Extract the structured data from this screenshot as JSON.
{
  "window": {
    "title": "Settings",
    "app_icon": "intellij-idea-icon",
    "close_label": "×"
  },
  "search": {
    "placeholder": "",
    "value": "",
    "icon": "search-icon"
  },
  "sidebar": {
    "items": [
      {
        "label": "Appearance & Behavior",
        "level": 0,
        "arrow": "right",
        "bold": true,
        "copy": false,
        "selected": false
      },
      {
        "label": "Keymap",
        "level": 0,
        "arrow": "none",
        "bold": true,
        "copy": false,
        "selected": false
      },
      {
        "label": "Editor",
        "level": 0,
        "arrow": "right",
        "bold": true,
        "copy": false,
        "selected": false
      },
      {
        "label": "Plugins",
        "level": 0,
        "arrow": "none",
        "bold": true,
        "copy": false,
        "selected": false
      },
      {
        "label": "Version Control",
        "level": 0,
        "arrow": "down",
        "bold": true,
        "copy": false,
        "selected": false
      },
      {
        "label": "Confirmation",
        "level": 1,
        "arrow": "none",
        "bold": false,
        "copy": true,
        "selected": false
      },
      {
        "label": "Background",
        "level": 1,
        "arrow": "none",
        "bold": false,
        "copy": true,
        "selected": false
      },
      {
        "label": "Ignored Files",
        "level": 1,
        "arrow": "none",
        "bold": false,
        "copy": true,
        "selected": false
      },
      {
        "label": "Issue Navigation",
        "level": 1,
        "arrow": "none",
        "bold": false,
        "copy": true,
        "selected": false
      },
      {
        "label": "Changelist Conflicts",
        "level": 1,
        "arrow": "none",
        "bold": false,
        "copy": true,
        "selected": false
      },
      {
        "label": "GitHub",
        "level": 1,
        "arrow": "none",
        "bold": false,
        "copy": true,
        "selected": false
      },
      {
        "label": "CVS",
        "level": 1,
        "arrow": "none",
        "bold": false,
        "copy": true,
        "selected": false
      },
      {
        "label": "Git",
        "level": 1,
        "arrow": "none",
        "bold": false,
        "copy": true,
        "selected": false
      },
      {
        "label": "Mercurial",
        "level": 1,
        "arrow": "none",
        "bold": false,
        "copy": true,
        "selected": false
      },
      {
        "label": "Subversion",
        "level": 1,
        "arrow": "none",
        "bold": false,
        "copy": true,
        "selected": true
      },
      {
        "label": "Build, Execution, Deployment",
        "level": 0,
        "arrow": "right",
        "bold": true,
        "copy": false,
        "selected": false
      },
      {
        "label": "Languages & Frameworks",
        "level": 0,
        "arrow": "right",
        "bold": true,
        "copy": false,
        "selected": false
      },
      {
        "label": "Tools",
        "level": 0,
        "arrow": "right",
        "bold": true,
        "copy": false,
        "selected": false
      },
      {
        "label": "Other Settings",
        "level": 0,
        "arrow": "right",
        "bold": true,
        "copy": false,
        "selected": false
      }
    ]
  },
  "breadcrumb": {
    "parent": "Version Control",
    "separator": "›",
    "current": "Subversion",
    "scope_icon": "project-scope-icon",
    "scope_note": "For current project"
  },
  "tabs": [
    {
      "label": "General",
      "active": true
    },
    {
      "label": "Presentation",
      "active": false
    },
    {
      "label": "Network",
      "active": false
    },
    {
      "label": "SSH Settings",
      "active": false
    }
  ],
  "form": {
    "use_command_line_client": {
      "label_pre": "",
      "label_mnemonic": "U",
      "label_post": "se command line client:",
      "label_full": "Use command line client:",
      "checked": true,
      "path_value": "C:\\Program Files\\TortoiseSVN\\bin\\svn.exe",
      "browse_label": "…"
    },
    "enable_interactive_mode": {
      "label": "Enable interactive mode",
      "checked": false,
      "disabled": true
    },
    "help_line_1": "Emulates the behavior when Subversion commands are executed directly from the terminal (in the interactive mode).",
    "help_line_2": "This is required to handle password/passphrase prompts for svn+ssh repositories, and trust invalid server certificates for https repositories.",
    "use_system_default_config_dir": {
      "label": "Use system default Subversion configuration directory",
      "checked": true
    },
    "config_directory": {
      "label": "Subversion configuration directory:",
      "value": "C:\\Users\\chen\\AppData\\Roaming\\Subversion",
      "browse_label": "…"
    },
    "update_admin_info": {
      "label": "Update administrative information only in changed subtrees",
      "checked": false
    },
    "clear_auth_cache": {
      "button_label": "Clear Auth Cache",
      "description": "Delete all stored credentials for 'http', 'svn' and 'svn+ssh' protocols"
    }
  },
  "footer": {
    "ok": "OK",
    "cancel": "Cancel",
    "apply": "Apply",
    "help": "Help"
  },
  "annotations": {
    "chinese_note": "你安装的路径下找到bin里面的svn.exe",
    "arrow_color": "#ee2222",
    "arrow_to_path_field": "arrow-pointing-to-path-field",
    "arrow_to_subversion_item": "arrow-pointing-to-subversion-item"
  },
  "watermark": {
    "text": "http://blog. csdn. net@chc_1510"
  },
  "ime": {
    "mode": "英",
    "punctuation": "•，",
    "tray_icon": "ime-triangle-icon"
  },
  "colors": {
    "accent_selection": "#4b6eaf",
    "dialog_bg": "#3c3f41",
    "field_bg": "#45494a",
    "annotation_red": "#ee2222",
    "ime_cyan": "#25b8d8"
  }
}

-=-=-

Show every line where the string "Files" appears.

        "label": "Ignored Files",
      "path_value": "C:\\Program Files\\TortoiseSVN\\bin\\svn.exe",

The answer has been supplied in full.